• **Listing**:
========================

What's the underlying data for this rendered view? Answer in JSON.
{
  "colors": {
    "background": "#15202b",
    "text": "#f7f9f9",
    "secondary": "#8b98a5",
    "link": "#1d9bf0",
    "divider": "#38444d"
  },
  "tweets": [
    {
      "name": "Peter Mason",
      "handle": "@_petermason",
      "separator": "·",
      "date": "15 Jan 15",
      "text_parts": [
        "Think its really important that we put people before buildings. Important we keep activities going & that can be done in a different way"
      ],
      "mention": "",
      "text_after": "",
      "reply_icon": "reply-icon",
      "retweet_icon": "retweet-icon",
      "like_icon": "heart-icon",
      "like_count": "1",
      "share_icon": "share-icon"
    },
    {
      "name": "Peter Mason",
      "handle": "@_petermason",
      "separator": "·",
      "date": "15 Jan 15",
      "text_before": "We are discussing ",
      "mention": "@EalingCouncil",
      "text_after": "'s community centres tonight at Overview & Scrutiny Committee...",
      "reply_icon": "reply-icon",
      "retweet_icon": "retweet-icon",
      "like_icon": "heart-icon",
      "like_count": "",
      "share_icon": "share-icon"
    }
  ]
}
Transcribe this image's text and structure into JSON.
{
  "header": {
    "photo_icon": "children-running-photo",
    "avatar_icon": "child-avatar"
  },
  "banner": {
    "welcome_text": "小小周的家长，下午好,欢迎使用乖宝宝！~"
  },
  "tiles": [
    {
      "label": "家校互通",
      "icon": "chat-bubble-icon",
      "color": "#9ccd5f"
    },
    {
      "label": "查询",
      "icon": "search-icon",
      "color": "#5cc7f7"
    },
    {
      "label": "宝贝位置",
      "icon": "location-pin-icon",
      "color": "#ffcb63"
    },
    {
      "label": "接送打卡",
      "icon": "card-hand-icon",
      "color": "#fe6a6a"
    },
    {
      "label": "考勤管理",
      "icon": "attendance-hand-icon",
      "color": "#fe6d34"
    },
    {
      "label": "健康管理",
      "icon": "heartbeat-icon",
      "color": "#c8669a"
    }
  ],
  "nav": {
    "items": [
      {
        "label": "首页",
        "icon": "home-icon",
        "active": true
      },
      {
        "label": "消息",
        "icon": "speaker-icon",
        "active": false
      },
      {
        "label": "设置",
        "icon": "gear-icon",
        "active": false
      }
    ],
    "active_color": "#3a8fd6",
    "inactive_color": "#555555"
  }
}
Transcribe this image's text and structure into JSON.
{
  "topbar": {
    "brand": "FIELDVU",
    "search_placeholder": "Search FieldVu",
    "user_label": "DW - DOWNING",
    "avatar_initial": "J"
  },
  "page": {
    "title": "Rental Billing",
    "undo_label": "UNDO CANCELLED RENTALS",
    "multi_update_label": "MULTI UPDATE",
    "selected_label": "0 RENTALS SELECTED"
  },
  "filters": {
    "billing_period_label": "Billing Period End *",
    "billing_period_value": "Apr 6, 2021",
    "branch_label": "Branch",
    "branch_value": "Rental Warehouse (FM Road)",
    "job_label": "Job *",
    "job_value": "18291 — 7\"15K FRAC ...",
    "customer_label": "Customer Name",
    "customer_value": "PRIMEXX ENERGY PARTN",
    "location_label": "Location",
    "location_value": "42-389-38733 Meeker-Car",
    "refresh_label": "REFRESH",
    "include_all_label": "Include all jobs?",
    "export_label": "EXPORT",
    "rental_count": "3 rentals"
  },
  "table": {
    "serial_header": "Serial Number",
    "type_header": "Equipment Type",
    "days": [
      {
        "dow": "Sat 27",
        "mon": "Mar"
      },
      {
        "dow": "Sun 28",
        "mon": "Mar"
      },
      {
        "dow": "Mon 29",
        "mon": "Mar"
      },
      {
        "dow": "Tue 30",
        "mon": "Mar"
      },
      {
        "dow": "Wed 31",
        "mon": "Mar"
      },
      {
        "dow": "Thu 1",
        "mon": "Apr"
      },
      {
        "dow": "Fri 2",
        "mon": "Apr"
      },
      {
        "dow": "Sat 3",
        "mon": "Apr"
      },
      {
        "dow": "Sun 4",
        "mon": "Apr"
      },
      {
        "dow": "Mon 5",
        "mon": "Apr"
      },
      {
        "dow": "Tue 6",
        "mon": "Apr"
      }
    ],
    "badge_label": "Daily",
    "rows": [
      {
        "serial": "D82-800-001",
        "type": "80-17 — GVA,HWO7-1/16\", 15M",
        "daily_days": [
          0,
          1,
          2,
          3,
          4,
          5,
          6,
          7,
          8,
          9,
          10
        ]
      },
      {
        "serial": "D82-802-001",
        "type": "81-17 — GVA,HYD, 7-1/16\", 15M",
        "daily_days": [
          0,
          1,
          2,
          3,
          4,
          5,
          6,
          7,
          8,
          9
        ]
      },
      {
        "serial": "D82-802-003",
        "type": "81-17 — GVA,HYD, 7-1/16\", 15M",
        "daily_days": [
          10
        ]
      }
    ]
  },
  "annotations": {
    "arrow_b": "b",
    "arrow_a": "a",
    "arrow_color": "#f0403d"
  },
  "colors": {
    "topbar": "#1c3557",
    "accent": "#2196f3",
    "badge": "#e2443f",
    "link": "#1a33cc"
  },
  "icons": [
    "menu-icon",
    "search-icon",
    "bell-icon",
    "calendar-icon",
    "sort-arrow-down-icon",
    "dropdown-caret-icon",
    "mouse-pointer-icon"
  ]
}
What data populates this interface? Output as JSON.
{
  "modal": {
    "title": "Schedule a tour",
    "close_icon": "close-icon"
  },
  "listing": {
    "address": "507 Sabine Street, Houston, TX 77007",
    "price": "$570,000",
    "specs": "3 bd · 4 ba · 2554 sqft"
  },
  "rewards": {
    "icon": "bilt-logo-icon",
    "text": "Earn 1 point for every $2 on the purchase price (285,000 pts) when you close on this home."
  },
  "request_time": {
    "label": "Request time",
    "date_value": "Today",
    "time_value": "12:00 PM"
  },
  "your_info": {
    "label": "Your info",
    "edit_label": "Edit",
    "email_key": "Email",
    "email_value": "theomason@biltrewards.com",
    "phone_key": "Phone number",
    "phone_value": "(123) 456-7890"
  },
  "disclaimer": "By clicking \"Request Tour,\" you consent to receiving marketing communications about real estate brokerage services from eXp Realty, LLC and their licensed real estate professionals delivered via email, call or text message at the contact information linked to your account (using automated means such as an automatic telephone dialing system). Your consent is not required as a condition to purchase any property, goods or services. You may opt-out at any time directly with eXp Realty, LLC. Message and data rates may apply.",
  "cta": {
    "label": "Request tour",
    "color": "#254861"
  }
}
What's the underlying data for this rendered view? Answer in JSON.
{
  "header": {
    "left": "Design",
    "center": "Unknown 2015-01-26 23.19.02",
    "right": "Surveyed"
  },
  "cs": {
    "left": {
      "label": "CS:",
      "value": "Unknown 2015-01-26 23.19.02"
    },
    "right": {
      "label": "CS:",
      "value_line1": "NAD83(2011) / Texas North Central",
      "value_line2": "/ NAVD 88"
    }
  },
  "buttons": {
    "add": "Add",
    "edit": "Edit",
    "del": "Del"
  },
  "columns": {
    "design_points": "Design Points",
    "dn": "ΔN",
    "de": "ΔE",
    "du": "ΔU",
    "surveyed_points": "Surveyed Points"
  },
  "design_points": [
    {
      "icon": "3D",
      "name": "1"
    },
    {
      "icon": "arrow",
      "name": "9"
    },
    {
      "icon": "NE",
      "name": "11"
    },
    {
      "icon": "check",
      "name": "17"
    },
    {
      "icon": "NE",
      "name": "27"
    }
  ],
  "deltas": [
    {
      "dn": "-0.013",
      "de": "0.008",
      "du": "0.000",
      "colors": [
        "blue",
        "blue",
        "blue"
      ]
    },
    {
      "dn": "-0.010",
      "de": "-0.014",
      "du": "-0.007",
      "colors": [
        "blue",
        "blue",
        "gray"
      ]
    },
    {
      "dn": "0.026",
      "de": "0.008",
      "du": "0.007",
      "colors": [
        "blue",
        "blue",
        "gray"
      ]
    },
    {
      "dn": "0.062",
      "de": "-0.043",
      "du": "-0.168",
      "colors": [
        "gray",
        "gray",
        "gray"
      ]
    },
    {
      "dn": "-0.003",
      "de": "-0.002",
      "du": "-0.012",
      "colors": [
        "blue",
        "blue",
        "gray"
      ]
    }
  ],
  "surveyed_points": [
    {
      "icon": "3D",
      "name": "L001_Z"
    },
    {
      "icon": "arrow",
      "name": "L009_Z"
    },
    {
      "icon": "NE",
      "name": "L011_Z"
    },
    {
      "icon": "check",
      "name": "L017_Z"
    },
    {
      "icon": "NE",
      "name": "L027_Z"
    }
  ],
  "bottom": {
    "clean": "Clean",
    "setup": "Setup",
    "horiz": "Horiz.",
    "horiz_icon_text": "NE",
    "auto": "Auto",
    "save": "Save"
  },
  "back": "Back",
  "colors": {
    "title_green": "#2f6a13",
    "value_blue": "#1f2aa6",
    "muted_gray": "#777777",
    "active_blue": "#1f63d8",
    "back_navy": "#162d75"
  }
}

========================

• **Stated task**:
Where a line of the records above holds the word "price", copy that line.

• **Result**:
    "price": "$570,000",
    "text": "Earn 1 point for every $2 on the purchase price (285,000 pts) when you close on this home."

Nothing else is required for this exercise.